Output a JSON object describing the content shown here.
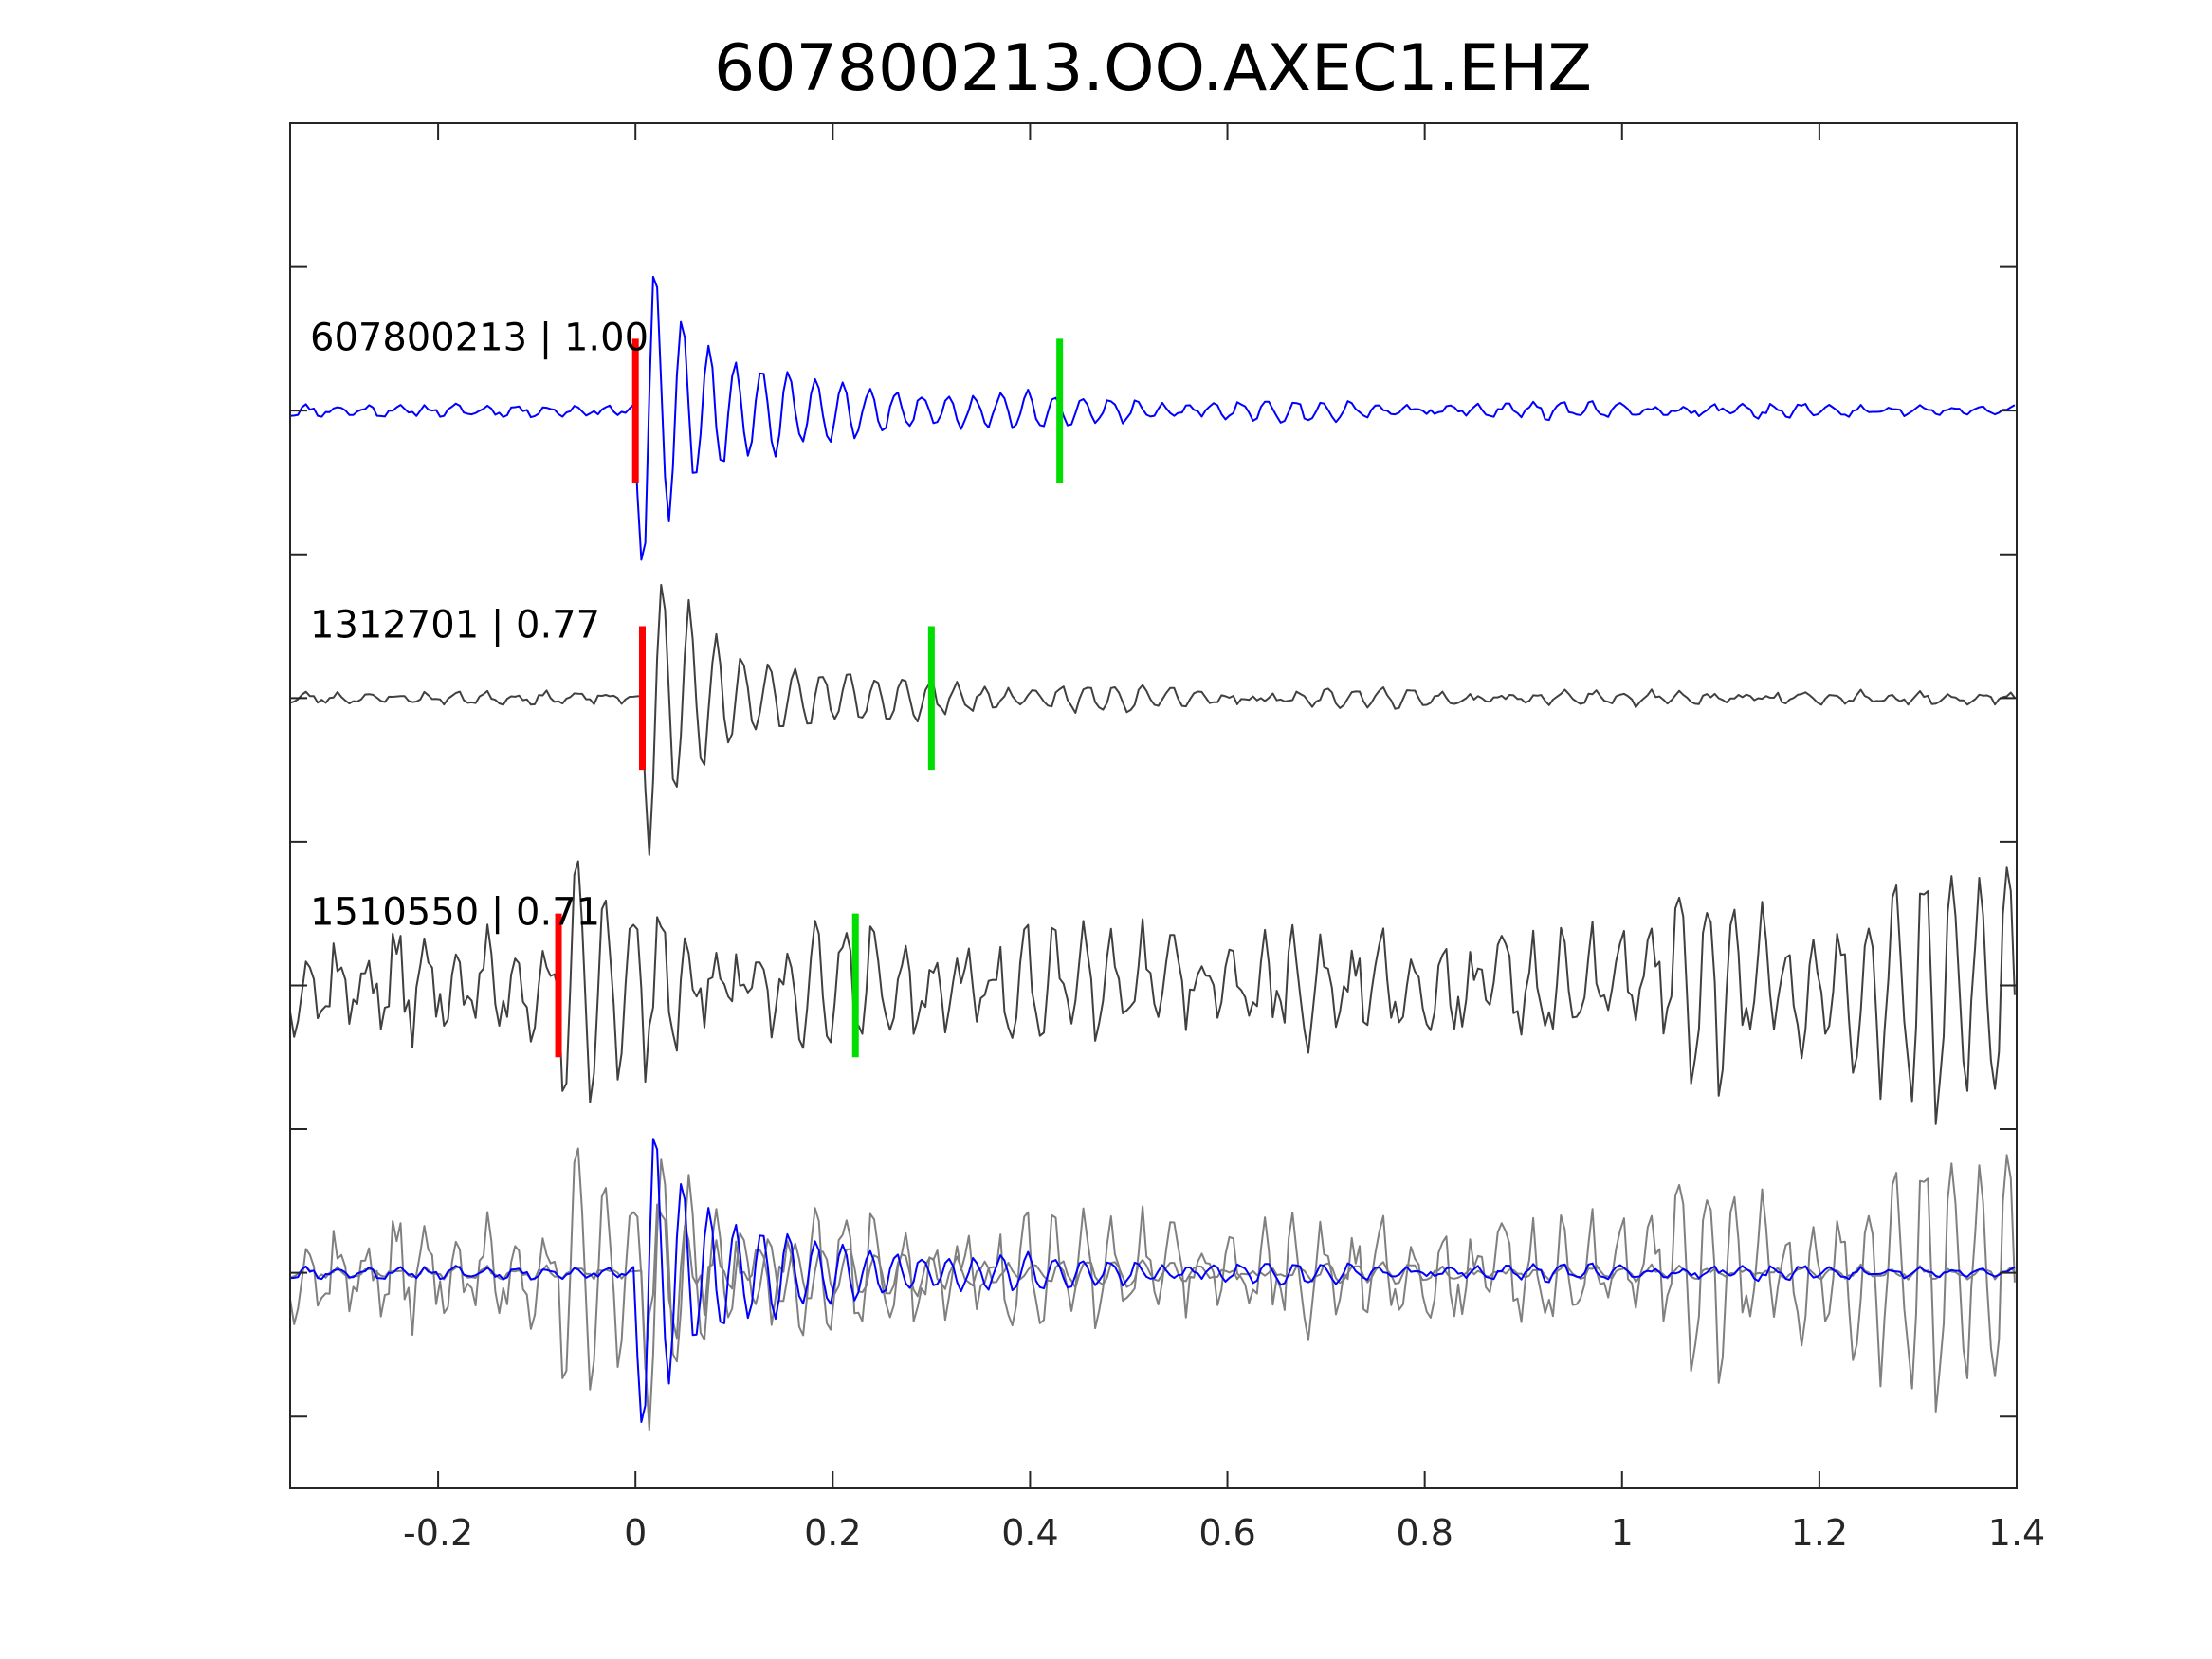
{
  "chart_data": {
    "type": "line",
    "title": "607800213.OO.AXEC1.EHZ",
    "xlabel": "",
    "ylabel": "",
    "xlim": [
      -0.35,
      1.4
    ],
    "ylim": [
      0,
      9.5
    ],
    "x_ticks": [
      "-0.2",
      "0",
      "0.2",
      "0.4",
      "0.6",
      "0.8",
      "1",
      "1.2",
      "1.4"
    ],
    "x_tick_values": [
      -0.2,
      0,
      0.2,
      0.4,
      0.6,
      0.8,
      1.0,
      1.2,
      1.4
    ],
    "y_tick_values": [
      0.5,
      1.5,
      2.5,
      3.5,
      4.5,
      5.5,
      6.5,
      7.5,
      8.5
    ],
    "grid": false,
    "legend": "none",
    "colors": {
      "reference": "#0000ff",
      "neighbor": "#404040",
      "overlay_gray": "#808080",
      "p_pick": "#ff0000",
      "s_pick": "#00dd00"
    },
    "traces": [
      {
        "label": "607800213 | 1.00",
        "baseline": 7.5,
        "color": "#0000ff",
        "p_pick": 0.0,
        "s_pick": 0.43,
        "noise": 0.05,
        "burst_amp": 1.0,
        "burst_freq": 37,
        "coda": 0.3,
        "seed": 11,
        "late_amp": 0.0
      },
      {
        "label": "1312701 | 0.77",
        "baseline": 5.5,
        "color": "#404040",
        "p_pick": 0.007,
        "s_pick": 0.3,
        "noise": 0.05,
        "burst_amp": 0.95,
        "burst_freq": 37,
        "coda": 0.25,
        "seed": 23,
        "late_amp": 0.0
      },
      {
        "label": "1510550 | 0.71",
        "baseline": 3.5,
        "color": "#404040",
        "p_pick": -0.078,
        "s_pick": 0.223,
        "noise": 0.42,
        "burst_amp": 0.5,
        "burst_freq": 37,
        "coda": 0.4,
        "seed": 37,
        "late_amp": 0.55
      }
    ],
    "overlay_baseline": 1.5
  }
}
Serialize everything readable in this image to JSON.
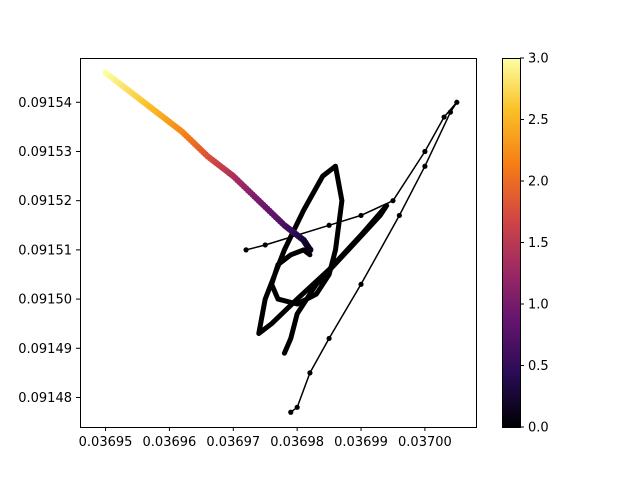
{
  "chart_data": {
    "type": "scatter",
    "title": "",
    "xlabel": "",
    "ylabel": "",
    "xlim": [
      0.036946,
      0.037008
    ],
    "ylim": [
      0.091474,
      0.091549
    ],
    "x_ticks": [
      0.03695,
      0.03696,
      0.03697,
      0.03698,
      0.03699,
      0.037
    ],
    "x_tick_labels": [
      "0.03695",
      "0.03696",
      "0.03697",
      "0.03698",
      "0.03699",
      "0.03700"
    ],
    "y_ticks": [
      0.09148,
      0.09149,
      0.0915,
      0.09151,
      0.09152,
      0.09153,
      0.09154
    ],
    "y_tick_labels": [
      "0.09148",
      "0.09149",
      "0.09150",
      "0.09151",
      "0.09152",
      "0.09153",
      "0.09154"
    ],
    "grid": false,
    "colorbar": {
      "colormap": "inferno",
      "range": [
        0.0,
        3.0
      ],
      "ticks": [
        0.0,
        0.5,
        1.0,
        1.5,
        2.0,
        2.5,
        3.0
      ],
      "tick_labels": [
        "0.0",
        "0.5",
        "1.0",
        "1.5",
        "2.0",
        "2.5",
        "3.0"
      ]
    },
    "series": [
      {
        "style": "black line with dot markers",
        "color": "#000000",
        "points": [
          [
            0.036972,
            0.09151
          ],
          [
            0.036975,
            0.091511
          ],
          [
            0.03698,
            0.091513
          ],
          [
            0.036985,
            0.091515
          ],
          [
            0.03699,
            0.091517
          ],
          [
            0.036995,
            0.09152
          ],
          [
            0.037,
            0.09153
          ],
          [
            0.037003,
            0.091537
          ],
          [
            0.037005,
            0.09154
          ],
          [
            0.037004,
            0.091538
          ],
          [
            0.037,
            0.091527
          ],
          [
            0.036996,
            0.091517
          ],
          [
            0.03699,
            0.091503
          ],
          [
            0.036985,
            0.091492
          ],
          [
            0.036982,
            0.091485
          ],
          [
            0.03698,
            0.091478
          ],
          [
            0.036979,
            0.091477
          ]
        ]
      },
      {
        "style": "dense black trajectory (curl)",
        "color": "#000000",
        "points": [
          [
            0.036982,
            0.091509
          ],
          [
            0.036981,
            0.09151
          ],
          [
            0.036979,
            0.091509
          ],
          [
            0.036977,
            0.091507
          ],
          [
            0.036976,
            0.091503
          ],
          [
            0.036977,
            0.0915
          ],
          [
            0.03698,
            0.091499
          ],
          [
            0.036983,
            0.091501
          ],
          [
            0.036985,
            0.091505
          ],
          [
            0.036986,
            0.09151
          ],
          [
            0.036987,
            0.09152
          ],
          [
            0.036986,
            0.091527
          ],
          [
            0.036984,
            0.091525
          ],
          [
            0.036981,
            0.091518
          ],
          [
            0.036978,
            0.09151
          ],
          [
            0.036975,
            0.0915
          ],
          [
            0.036974,
            0.091493
          ],
          [
            0.036976,
            0.091495
          ],
          [
            0.03698,
            0.0915
          ],
          [
            0.036985,
            0.091506
          ],
          [
            0.03699,
            0.091513
          ],
          [
            0.036994,
            0.091519
          ],
          [
            0.036993,
            0.091517
          ],
          [
            0.036988,
            0.09151
          ],
          [
            0.036983,
            0.091503
          ],
          [
            0.03698,
            0.091497
          ],
          [
            0.036979,
            0.091492
          ],
          [
            0.036978,
            0.091489
          ]
        ]
      },
      {
        "style": "color-graded markers (value mapped to colorbar)",
        "colormap": "inferno",
        "points": [
          [
            0.03695,
            0.091546,
            3.0
          ],
          [
            0.036954,
            0.091542,
            2.75
          ],
          [
            0.036958,
            0.091538,
            2.5
          ],
          [
            0.036962,
            0.091534,
            2.2
          ],
          [
            0.036966,
            0.091529,
            1.8
          ],
          [
            0.03697,
            0.091525,
            1.4
          ],
          [
            0.036974,
            0.09152,
            1.0
          ],
          [
            0.036978,
            0.091515,
            0.7
          ],
          [
            0.036981,
            0.091512,
            0.3
          ],
          [
            0.036982,
            0.09151,
            0.1
          ]
        ]
      }
    ]
  }
}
- - -
TASK DETAILS: All of the entries need to be transcribed word for word; pictures are left out.

RIGHT ANSWER:
Output a JSON object describing the content shown here.
{
  "chart_data": {
    "type": "line",
    "title": "607800213.OO.AXEC1.EHZ",
    "xlabel": "",
    "ylabel": "",
    "xlim": [
      -0.35,
      1.4
    ],
    "ylim": [
      0,
      9.5
    ],
    "x_ticks": [
      "-0.2",
      "0",
      "0.2",
      "0.4",
      "0.6",
      "0.8",
      "1",
      "1.2",
      "1.4"
    ],
    "x_tick_values": [
      -0.2,
      0,
      0.2,
      0.4,
      0.6,
      0.8,
      1.0,
      1.2,
      1.4
    ],
    "y_tick_values": [
      0.5,
      1.5,
      2.5,
      3.5,
      4.5,
      5.5,
      6.5,
      7.5,
      8.5
    ],
    "grid": false,
    "legend": "none",
    "colors": {
      "reference": "#0000ff",
      "neighbor": "#404040",
      "overlay_gray": "#808080",
      "p_pick": "#ff0000",
      "s_pick": "#00dd00"
    },
    "traces": [
      {
        "label": "607800213 | 1.00",
        "baseline": 7.5,
        "color": "#0000ff",
        "p_pick": 0.0,
        "s_pick": 0.43,
        "noise": 0.05,
        "burst_amp": 1.0,
        "burst_freq": 37,
        "coda": 0.3,
        "seed": 11,
        "late_amp": 0.0
      },
      {
        "label": "1312701 | 0.77",
        "baseline": 5.5,
        "color": "#404040",
        "p_pick": 0.007,
        "s_pick": 0.3,
        "noise": 0.05,
        "burst_amp": 0.95,
        "burst_freq": 37,
        "coda": 0.25,
        "seed": 23,
        "late_amp": 0.0
      },
      {
        "label": "1510550 | 0.71",
        "baseline": 3.5,
        "color": "#404040",
        "p_pick": -0.078,
        "s_pick": 0.223,
        "noise": 0.42,
        "burst_amp": 0.5,
        "burst_freq": 37,
        "coda": 0.4,
        "seed": 37,
        "late_amp": 0.55
      }
    ],
    "overlay_baseline": 1.5
  }
}
Serialize everything readable in this image to JSON.
{
  "chart_data": {
    "type": "scatter",
    "title": "",
    "xlabel": "",
    "ylabel": "",
    "xlim": [
      0.036946,
      0.037008
    ],
    "ylim": [
      0.091474,
      0.091549
    ],
    "x_ticks": [
      0.03695,
      0.03696,
      0.03697,
      0.03698,
      0.03699,
      0.037
    ],
    "x_tick_labels": [
      "0.03695",
      "0.03696",
      "0.03697",
      "0.03698",
      "0.03699",
      "0.03700"
    ],
    "y_ticks": [
      0.09148,
      0.09149,
      0.0915,
      0.09151,
      0.09152,
      0.09153,
      0.09154
    ],
    "y_tick_labels": [
      "0.09148",
      "0.09149",
      "0.09150",
      "0.09151",
      "0.09152",
      "0.09153",
      "0.09154"
    ],
    "grid": false,
    "colorbar": {
      "colormap": "inferno",
      "range": [
        0.0,
        3.0
      ],
      "ticks": [
        0.0,
        0.5,
        1.0,
        1.5,
        2.0,
        2.5,
        3.0
      ],
      "tick_labels": [
        "0.0",
        "0.5",
        "1.0",
        "1.5",
        "2.0",
        "2.5",
        "3.0"
      ]
    },
    "series": [
      {
        "style": "black line with dot markers",
        "color": "#000000",
        "points": [
          [
            0.036972,
            0.09151
          ],
          [
            0.036975,
            0.091511
          ],
          [
            0.03698,
            0.091513
          ],
          [
            0.036985,
            0.091515
          ],
          [
            0.03699,
            0.091517
          ],
          [
            0.036995,
            0.09152
          ],
          [
            0.037,
            0.09153
          ],
          [
            0.037003,
            0.091537
          ],
          [
            0.037005,
            0.09154
          ],
          [
            0.037004,
            0.091538
          ],
          [
            0.037,
            0.091527
          ],
          [
            0.036996,
            0.091517
          ],
          [
            0.03699,
            0.091503
          ],
          [
            0.036985,
            0.091492
          ],
          [
            0.036982,
            0.091485
          ],
          [
            0.03698,
            0.091478
          ],
          [
            0.036979,
            0.091477
          ]
        ]
      },
      {
        "style": "dense black trajectory (curl)",
        "color": "#000000",
        "points": [
          [
            0.036982,
            0.091509
          ],
          [
            0.036981,
            0.09151
          ],
          [
            0.036979,
            0.091509
          ],
          [
            0.036977,
            0.091507
          ],
          [
            0.036976,
            0.091503
          ],
          [
            0.036977,
            0.0915
          ],
          [
            0.03698,
            0.091499
          ],
          [
            0.036983,
            0.091501
          ],
          [
            0.036985,
            0.091505
          ],
          [
            0.036986,
            0.09151
          ],
          [
            0.036987,
            0.09152
          ],
          [
            0.036986,
            0.091527
          ],
          [
            0.036984,
            0.091525
          ],
          [
            0.036981,
            0.091518
          ],
          [
            0.036978,
            0.09151
          ],
          [
            0.036975,
            0.0915
          ],
          [
            0.036974,
            0.091493
          ],
          [
            0.036976,
            0.091495
          ],
          [
            0.03698,
            0.0915
          ],
          [
            0.036985,
            0.091506
          ],
          [
            0.03699,
            0.091513
          ],
          [
            0.036994,
            0.091519
          ],
          [
            0.036993,
            0.091517
          ],
          [
            0.036988,
            0.09151
          ],
          [
            0.036983,
            0.091503
          ],
          [
            0.03698,
            0.091497
          ],
          [
            0.036979,
            0.091492
          ],
          [
            0.036978,
            0.091489
          ]
        ]
      },
      {
        "style": "color-graded markers (value mapped to colorbar)",
        "colormap": "inferno",
        "points": [
          [
            0.03695,
            0.091546,
            3.0
          ],
          [
            0.036954,
            0.091542,
            2.75
          ],
          [
            0.036958,
            0.091538,
            2.5
          ],
          [
            0.036962,
            0.091534,
            2.2
          ],
          [
            0.036966,
            0.091529,
            1.8
          ],
          [
            0.03697,
            0.091525,
            1.4
          ],
          [
            0.036974,
            0.09152,
            1.0
          ],
          [
            0.036978,
            0.091515,
            0.7
          ],
          [
            0.036981,
            0.091512,
            0.3
          ],
          [
            0.036982,
            0.09151,
            0.1
          ]
        ]
      }
    ]
  }
}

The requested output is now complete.